Repeat each line word for word.

_ _ _

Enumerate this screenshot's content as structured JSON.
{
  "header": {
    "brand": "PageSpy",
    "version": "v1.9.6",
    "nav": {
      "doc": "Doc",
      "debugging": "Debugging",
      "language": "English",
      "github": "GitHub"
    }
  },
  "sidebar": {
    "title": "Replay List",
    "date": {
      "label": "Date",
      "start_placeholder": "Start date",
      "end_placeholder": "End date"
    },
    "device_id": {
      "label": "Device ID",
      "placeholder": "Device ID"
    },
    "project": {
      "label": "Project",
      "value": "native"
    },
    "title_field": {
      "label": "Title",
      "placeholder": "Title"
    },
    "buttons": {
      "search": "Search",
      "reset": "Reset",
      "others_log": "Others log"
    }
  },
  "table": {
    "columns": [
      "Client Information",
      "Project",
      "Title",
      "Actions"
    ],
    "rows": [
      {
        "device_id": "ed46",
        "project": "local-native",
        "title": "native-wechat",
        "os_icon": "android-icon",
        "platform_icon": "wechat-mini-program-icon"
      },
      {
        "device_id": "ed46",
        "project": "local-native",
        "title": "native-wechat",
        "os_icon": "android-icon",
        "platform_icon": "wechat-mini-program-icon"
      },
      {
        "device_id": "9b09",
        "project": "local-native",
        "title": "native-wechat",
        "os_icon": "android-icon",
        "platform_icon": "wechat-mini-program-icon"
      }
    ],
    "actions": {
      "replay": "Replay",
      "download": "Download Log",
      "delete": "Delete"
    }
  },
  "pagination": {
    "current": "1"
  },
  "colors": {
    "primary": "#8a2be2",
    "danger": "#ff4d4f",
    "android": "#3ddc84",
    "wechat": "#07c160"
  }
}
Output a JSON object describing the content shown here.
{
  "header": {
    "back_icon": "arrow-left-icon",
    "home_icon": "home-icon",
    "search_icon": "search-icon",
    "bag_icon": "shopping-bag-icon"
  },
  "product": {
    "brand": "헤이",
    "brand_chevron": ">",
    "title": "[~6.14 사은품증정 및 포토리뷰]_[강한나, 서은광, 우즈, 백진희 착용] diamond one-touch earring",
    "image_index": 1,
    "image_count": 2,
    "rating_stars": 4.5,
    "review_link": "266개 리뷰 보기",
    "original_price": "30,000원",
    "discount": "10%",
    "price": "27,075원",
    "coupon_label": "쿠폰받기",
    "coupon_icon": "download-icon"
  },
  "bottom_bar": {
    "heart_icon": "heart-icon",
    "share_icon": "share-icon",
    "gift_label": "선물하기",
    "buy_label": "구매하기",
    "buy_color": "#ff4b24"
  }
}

_ _ _

The completed task:
Enumerate this screenshot's content as structured JSON.
{
  "header": {
    "brand": "PageSpy",
    "version": "v1.9.6",
    "nav": {
      "doc": "Doc",
      "debugging": "Debugging",
      "language": "English",
      "github": "GitHub"
    }
  },
  "sidebar": {
    "title": "Replay List",
    "date": {
      "label": "Date",
      "start_placeholder": "Start date",
      "end_placeholder": "End date"
    },
    "device_id": {
      "label": "Device ID",
      "placeholder": "Device ID"
    },
    "project": {
      "label": "Project",
      "value": "native"
    },
    "title_field": {
      "label": "Title",
      "placeholder": "Title"
    },
    "buttons": {
      "search": "Search",
      "reset": "Reset",
      "others_log": "Others log"
    }
  },
  "table": {
    "columns": [
      "Client Information",
      "Project",
      "Title",
      "Actions"
    ],
    "rows": [
      {
        "device_id": "ed46",
        "project": "local-native",
        "title": "native-wechat",
        "os_icon": "android-icon",
        "platform_icon": "wechat-mini-program-icon"
      },
      {
        "device_id": "ed46",
        "project": "local-native",
        "title": "native-wechat",
        "os_icon": "android-icon",
        "platform_icon": "wechat-mini-program-icon"
      },
      {
        "device_id": "9b09",
        "project": "local-native",
        "title": "native-wechat",
        "os_icon": "android-icon",
        "platform_icon": "wechat-mini-program-icon"
      }
    ],
    "actions": {
      "replay": "Replay",
      "download": "Download Log",
      "delete": "Delete"
    }
  },
  "pagination": {
    "current": "1"
  },
  "colors": {
    "primary": "#8a2be2",
    "danger": "#ff4d4f",
    "android": "#3ddc84",
    "wechat": "#07c160"
  }
}
Output a JSON object describing the content shown here.
{
  "header": {
    "back_icon": "arrow-left-icon",
    "home_icon": "home-icon",
    "search_icon": "search-icon",
    "bag_icon": "shopping-bag-icon"
  },
  "product": {
    "brand": "헤이",
    "brand_chevron": ">",
    "title": "[~6.14 사은품증정 및 포토리뷰]_[강한나, 서은광, 우즈, 백진희 착용] diamond one-touch earring",
    "image_index": 1,
    "image_count": 2,
    "rating_stars": 4.5,
    "review_link": "266개 리뷰 보기",
    "original_price": "30,000원",
    "discount": "10%",
    "price": "27,075원",
    "coupon_label": "쿠폰받기",
    "coupon_icon": "download-icon"
  },
  "bottom_bar": {
    "heart_icon": "heart-icon",
    "share_icon": "share-icon",
    "gift_label": "선물하기",
    "buy_label": "구매하기",
    "buy_color": "#ff4b24"
  }
}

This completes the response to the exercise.